*DIRECTIONS FOR THIS TASK*. Write out the records below once more, exactly as they stand.
==== SUPPLIED DATA ====
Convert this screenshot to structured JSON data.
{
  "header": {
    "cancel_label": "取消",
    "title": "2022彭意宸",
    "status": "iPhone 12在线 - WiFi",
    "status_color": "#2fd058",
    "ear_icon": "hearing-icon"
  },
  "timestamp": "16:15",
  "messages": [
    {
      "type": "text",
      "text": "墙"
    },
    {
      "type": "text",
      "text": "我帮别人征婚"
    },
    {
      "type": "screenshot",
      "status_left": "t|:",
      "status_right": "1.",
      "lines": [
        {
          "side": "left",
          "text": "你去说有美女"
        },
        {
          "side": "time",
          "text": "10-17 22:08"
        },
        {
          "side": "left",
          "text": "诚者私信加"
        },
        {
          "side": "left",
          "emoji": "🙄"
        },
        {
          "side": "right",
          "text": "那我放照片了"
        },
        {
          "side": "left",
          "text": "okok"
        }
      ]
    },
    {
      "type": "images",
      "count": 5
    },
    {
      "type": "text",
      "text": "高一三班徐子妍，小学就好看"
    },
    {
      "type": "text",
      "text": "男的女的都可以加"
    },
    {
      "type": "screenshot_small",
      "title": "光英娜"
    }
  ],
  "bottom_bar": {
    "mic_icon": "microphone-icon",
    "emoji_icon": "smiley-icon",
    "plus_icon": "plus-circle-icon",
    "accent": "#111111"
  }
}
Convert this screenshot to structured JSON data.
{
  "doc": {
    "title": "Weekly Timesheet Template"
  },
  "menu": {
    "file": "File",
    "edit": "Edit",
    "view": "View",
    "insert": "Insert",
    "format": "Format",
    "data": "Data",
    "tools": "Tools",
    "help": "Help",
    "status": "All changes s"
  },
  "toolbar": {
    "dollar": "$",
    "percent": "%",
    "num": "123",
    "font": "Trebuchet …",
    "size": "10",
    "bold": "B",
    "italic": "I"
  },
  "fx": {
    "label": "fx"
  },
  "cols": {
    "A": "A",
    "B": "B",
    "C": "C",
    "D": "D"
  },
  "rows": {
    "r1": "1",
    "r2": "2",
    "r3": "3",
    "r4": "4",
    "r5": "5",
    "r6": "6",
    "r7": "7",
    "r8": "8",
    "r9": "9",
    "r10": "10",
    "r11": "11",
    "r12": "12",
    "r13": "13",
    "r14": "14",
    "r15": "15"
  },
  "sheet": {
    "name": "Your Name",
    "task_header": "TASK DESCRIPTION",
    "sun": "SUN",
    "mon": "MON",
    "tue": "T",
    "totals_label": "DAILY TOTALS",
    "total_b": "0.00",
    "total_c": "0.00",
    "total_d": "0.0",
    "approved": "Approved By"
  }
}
====
*EXERCISE SOLUTION*.
Convert this screenshot to structured JSON data.
{
  "header": {
    "cancel_label": "取消",
    "title": "2022彭意宸",
    "status": "iPhone 12在线 - WiFi",
    "status_color": "#2fd058",
    "ear_icon": "hearing-icon"
  },
  "timestamp": "16:15",
  "messages": [
    {
      "type": "text",
      "text": "墙"
    },
    {
      "type": "text",
      "text": "我帮别人征婚"
    },
    {
      "type": "screenshot",
      "status_left": "t|:",
      "status_right": "1.",
      "lines": [
        {
          "side": "left",
          "text": "你去说有美女"
        },
        {
          "side": "time",
          "text": "10-17 22:08"
        },
        {
          "side": "left",
          "text": "诚者私信加"
        },
        {
          "side": "left",
          "emoji": "🙄"
        },
        {
          "side": "right",
          "text": "那我放照片了"
        },
        {
          "side": "left",
          "text": "okok"
        }
      ]
    },
    {
      "type": "images",
      "count": 5
    },
    {
      "type": "text",
      "text": "高一三班徐子妍，小学就好看"
    },
    {
      "type": "text",
      "text": "男的女的都可以加"
    },
    {
      "type": "screenshot_small",
      "title": "光英娜"
    }
  ],
  "bottom_bar": {
    "mic_icon": "microphone-icon",
    "emoji_icon": "smiley-icon",
    "plus_icon": "plus-circle-icon",
    "accent": "#111111"
  }
}
Convert this screenshot to structured JSON data.
{
  "doc": {
    "title": "Weekly Timesheet Template"
  },
  "menu": {
    "file": "File",
    "edit": "Edit",
    "view": "View",
    "insert": "Insert",
    "format": "Format",
    "data": "Data",
    "tools": "Tools",
    "help": "Help",
    "status": "All changes s"
  },
  "toolbar": {
    "dollar": "$",
    "percent": "%",
    "num": "123",
    "font": "Trebuchet …",
    "size": "10",
    "bold": "B",
    "italic": "I"
  },
  "fx": {
    "label": "fx"
  },
  "cols": {
    "A": "A",
    "B": "B",
    "C": "C",
    "D": "D"
  },
  "rows": {
    "r1": "1",
    "r2": "2",
    "r3": "3",
    "r4": "4",
    "r5": "5",
    "r6": "6",
    "r7": "7",
    "r8": "8",
    "r9": "9",
    "r10": "10",
    "r11": "11",
    "r12": "12",
    "r13": "13",
    "r14": "14",
    "r15": "15"
  },
  "sheet": {
    "name": "Your Name",
    "task_header": "TASK DESCRIPTION",
    "sun": "SUN",
    "mon": "MON",
    "tue": "T",
    "totals_label": "DAILY TOTALS",
    "total_b": "0.00",
    "total_c": "0.00",
    "total_d": "0.0",
    "approved": "Approved By"
  }
}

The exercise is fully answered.